Collection entries:
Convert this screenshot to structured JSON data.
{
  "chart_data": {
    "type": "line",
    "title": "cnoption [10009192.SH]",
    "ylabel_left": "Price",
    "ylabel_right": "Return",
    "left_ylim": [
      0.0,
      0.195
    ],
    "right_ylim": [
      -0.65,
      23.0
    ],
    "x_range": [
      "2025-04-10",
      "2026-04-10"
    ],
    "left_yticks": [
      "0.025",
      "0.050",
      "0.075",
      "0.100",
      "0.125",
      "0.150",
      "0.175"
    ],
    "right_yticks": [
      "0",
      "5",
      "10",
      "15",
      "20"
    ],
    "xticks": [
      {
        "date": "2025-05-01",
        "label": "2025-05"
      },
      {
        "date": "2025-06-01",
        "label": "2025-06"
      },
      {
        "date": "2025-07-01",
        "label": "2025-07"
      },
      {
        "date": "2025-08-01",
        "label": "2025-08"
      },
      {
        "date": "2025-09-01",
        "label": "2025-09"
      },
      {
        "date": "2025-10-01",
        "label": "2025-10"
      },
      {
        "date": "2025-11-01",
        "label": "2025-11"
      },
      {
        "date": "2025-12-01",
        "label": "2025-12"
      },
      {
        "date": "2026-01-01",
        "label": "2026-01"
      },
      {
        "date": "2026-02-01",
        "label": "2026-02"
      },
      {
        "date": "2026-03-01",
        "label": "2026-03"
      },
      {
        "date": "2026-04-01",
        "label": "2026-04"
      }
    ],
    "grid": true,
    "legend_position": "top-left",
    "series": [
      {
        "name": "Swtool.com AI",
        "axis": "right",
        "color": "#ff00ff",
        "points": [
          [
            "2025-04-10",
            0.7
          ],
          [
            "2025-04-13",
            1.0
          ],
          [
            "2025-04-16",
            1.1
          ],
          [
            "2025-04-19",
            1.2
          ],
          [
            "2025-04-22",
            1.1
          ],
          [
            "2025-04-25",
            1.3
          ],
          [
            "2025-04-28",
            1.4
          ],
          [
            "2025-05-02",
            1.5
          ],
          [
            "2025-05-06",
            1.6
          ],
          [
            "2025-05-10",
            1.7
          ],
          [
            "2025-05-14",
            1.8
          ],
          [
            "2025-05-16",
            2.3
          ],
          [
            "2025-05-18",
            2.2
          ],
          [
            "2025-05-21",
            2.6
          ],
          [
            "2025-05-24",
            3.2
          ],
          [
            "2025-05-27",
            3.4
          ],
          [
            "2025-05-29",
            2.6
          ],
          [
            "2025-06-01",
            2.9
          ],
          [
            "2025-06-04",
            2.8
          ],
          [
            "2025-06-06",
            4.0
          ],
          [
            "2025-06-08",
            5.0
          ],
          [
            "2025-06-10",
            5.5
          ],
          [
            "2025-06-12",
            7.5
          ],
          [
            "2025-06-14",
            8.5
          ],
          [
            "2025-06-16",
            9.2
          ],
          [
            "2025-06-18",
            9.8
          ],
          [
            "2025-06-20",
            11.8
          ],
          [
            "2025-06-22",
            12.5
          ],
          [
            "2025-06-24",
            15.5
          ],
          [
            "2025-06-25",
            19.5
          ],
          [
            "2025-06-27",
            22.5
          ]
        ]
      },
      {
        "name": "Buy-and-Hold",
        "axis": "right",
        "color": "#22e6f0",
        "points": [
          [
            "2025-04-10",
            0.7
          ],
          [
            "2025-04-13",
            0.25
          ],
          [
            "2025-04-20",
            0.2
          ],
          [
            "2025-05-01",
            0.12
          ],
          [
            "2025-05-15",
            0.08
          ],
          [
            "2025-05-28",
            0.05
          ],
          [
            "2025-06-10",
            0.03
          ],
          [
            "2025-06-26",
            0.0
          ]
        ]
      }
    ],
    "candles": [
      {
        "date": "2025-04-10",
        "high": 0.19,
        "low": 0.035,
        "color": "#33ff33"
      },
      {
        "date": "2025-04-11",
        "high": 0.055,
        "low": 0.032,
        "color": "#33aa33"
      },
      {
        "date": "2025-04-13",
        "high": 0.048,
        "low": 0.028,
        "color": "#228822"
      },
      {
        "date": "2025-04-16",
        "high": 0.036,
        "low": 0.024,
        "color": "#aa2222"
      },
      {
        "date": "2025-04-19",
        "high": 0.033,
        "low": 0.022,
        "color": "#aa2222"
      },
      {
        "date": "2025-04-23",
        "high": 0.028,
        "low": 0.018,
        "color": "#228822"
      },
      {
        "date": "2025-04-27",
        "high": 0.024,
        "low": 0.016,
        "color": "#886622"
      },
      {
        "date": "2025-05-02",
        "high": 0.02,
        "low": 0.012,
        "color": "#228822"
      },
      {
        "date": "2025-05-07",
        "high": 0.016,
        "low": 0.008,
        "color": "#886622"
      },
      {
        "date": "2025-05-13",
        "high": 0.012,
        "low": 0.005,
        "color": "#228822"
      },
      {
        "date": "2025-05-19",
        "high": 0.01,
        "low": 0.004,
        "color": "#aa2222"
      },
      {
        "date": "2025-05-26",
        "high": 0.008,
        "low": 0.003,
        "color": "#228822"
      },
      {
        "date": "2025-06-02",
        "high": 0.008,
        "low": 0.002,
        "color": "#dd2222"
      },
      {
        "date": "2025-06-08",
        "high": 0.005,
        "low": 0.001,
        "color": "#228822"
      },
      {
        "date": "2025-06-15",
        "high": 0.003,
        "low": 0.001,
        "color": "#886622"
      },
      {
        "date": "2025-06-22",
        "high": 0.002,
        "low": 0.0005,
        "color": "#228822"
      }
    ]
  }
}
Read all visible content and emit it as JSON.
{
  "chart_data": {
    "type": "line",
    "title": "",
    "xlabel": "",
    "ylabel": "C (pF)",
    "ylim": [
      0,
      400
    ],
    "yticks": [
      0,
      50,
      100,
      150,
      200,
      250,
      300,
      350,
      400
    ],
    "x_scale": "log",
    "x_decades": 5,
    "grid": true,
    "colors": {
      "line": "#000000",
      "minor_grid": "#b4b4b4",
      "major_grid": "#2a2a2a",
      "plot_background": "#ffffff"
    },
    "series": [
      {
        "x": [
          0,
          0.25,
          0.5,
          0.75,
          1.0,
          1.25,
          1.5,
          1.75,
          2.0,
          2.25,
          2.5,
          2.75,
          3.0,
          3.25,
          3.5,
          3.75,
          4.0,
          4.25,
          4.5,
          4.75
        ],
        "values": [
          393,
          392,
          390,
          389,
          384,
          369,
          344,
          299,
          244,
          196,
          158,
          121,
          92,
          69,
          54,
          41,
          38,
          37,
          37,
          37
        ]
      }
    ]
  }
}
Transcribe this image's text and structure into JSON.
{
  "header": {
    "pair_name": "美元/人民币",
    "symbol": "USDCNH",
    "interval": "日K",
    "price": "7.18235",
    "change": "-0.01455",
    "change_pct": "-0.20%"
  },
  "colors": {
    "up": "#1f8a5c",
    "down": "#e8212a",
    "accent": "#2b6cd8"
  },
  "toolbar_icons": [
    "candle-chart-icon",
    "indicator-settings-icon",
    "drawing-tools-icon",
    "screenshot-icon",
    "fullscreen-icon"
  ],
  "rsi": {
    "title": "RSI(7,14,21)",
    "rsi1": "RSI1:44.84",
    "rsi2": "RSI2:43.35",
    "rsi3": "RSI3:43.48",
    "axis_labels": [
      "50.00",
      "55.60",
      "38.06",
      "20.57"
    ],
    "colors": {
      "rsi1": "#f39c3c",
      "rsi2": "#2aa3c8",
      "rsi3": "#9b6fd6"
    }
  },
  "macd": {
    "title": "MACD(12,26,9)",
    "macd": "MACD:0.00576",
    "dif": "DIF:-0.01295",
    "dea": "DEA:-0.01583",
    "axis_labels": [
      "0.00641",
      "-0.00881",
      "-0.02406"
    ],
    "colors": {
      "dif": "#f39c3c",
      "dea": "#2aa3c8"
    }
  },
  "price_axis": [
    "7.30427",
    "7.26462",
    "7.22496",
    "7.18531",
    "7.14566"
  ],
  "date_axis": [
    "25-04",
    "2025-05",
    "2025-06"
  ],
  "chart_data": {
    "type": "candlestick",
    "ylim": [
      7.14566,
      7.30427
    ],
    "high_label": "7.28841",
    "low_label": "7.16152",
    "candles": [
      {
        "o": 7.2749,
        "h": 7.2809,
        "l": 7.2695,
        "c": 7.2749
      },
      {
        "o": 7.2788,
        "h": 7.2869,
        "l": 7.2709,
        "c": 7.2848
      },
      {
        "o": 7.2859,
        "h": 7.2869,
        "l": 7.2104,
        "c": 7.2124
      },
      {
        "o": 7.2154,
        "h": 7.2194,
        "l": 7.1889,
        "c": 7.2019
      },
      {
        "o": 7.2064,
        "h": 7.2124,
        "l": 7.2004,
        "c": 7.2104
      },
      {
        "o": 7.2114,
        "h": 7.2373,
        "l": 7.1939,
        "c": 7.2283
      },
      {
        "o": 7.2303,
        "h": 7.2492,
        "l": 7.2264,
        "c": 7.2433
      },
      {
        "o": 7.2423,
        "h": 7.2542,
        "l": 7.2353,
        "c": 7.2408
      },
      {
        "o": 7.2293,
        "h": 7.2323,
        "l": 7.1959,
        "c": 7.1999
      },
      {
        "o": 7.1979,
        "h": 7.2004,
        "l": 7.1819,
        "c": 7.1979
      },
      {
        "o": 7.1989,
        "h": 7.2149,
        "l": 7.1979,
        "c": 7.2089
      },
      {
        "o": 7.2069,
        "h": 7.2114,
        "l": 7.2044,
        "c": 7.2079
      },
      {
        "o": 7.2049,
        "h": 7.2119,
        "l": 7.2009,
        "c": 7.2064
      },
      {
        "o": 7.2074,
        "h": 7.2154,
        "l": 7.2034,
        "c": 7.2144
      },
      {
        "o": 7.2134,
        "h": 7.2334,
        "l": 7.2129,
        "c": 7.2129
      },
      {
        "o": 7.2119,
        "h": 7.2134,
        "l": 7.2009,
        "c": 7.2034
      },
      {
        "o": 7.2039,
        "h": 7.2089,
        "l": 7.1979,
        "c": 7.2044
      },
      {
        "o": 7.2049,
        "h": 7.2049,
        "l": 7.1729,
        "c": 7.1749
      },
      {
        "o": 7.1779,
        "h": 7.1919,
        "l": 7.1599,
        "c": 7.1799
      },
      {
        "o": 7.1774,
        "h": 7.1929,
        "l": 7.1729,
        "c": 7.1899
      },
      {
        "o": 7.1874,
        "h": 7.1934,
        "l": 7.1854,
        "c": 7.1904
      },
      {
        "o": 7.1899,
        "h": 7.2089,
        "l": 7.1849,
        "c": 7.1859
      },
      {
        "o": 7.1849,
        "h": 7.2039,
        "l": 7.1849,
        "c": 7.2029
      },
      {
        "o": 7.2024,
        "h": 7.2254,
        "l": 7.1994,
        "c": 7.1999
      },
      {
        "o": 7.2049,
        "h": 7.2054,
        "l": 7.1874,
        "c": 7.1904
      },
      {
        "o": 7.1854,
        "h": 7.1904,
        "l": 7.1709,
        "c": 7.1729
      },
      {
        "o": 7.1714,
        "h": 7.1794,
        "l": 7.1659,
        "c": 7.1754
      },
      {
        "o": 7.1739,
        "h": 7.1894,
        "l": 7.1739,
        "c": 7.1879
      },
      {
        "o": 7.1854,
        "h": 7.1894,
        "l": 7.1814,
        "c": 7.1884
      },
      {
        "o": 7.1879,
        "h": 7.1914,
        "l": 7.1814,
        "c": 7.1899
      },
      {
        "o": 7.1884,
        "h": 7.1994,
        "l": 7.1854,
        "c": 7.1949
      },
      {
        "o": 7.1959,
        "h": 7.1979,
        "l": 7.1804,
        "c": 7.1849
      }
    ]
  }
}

__Stated task__: Find every line that holds "this" and copy it.

__Written solution__:
Convert this screenshot to structured JSON data.
Transcribe this image's text and structure into JSON.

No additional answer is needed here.